• Saved entries:
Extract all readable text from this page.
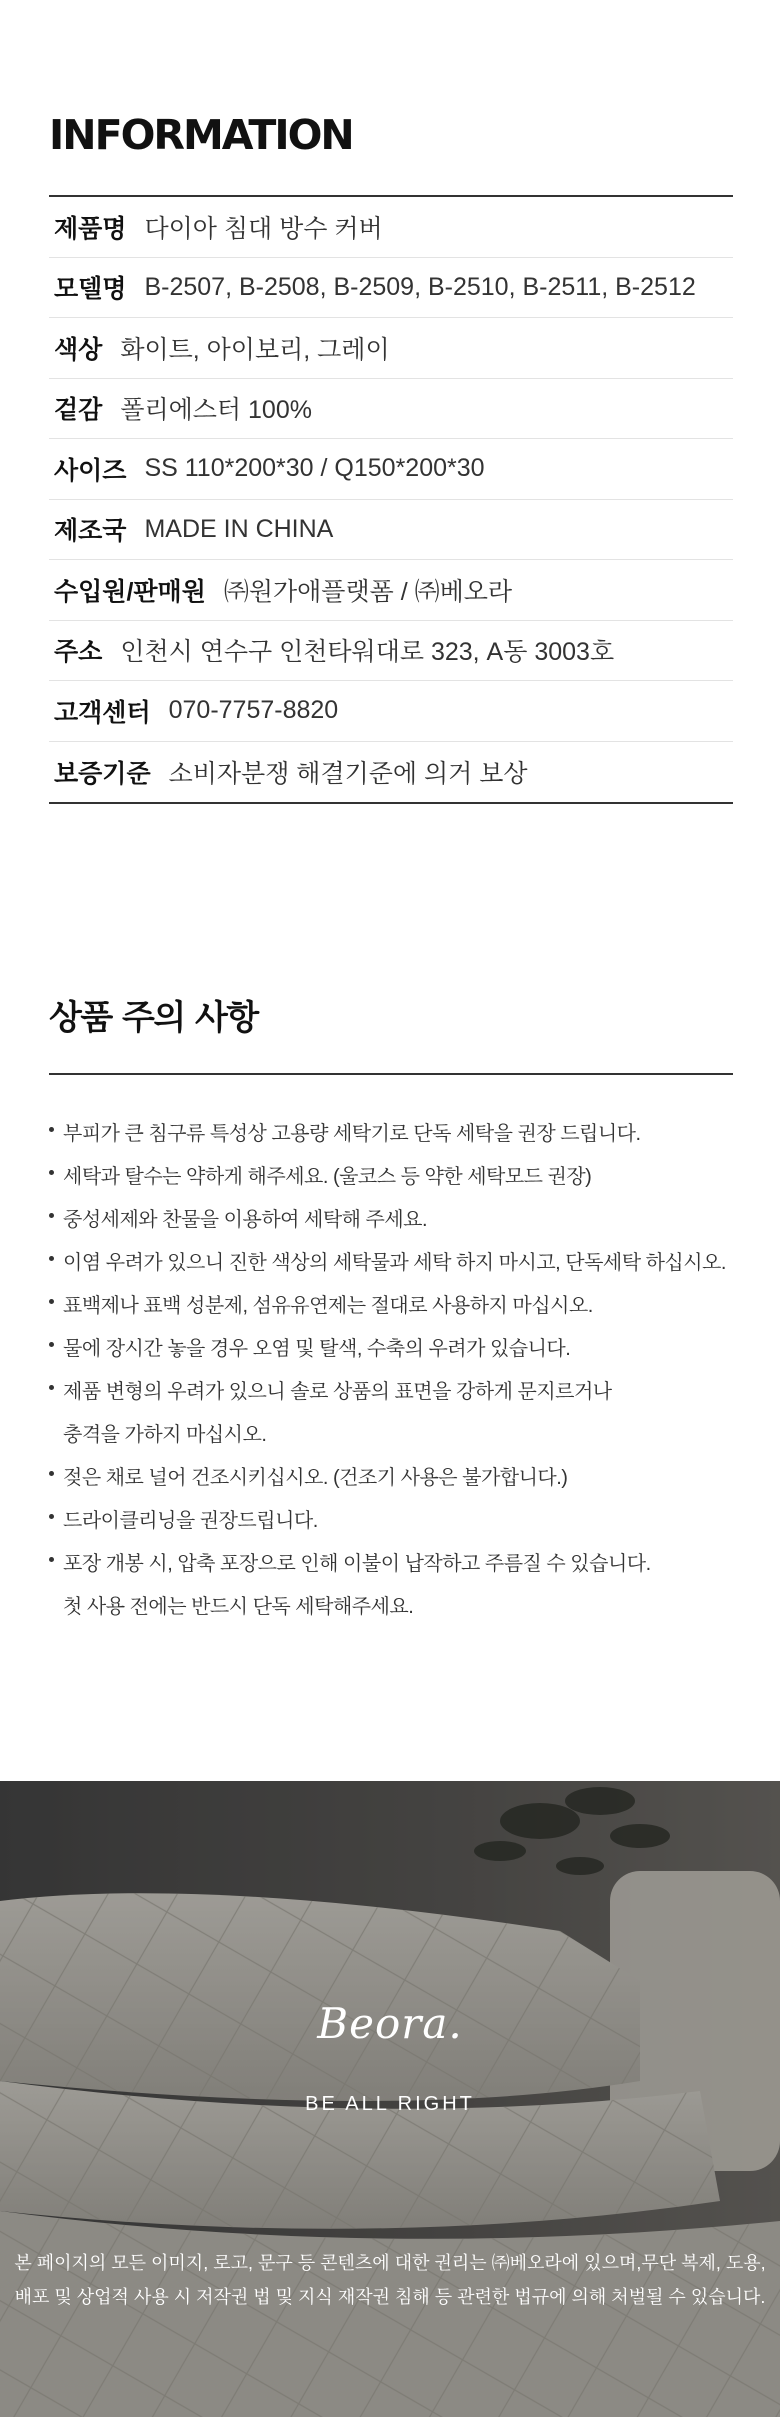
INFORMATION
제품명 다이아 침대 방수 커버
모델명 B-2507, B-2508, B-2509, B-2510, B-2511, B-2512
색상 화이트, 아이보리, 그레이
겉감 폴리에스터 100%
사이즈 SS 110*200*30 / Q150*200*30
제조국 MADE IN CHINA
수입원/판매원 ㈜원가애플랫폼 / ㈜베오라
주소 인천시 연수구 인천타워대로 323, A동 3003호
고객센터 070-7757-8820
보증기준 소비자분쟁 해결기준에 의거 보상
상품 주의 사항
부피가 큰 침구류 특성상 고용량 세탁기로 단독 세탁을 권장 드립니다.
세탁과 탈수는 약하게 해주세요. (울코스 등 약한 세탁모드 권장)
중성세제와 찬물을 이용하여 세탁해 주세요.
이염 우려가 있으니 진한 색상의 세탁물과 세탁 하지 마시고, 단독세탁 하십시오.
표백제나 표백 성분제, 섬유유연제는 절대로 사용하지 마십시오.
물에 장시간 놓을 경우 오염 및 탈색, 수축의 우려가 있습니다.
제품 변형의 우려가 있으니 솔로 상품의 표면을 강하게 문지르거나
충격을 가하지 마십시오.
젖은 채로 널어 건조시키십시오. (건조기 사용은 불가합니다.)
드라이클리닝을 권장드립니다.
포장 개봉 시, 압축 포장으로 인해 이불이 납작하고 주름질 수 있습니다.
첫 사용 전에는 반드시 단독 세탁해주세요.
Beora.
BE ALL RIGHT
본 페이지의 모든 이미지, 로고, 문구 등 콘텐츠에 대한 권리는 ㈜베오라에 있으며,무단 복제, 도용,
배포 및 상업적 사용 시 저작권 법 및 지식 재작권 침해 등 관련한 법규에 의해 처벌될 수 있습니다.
...
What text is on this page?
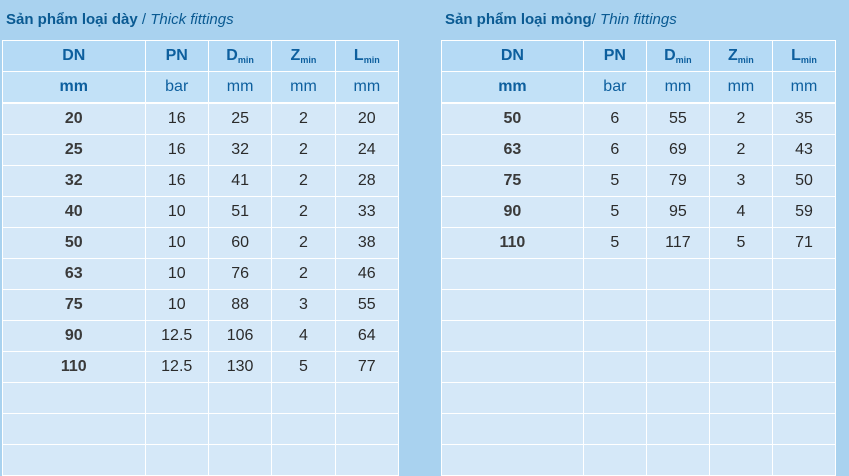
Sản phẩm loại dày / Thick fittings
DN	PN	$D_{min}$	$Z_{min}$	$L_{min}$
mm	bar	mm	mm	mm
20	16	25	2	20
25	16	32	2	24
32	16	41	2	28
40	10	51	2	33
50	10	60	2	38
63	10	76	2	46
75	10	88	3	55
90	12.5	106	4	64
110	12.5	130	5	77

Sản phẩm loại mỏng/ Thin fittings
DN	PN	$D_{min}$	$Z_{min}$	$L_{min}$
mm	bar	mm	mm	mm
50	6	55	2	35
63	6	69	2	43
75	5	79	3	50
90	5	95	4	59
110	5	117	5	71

• Exercise instructions: Write out every line from the entries where "마십시오" appears.

• Final answer:
표백제나 표백 성분제, 섬유유연제는 절대로 사용하지 마십시오.
충격을 가하지 마십시오.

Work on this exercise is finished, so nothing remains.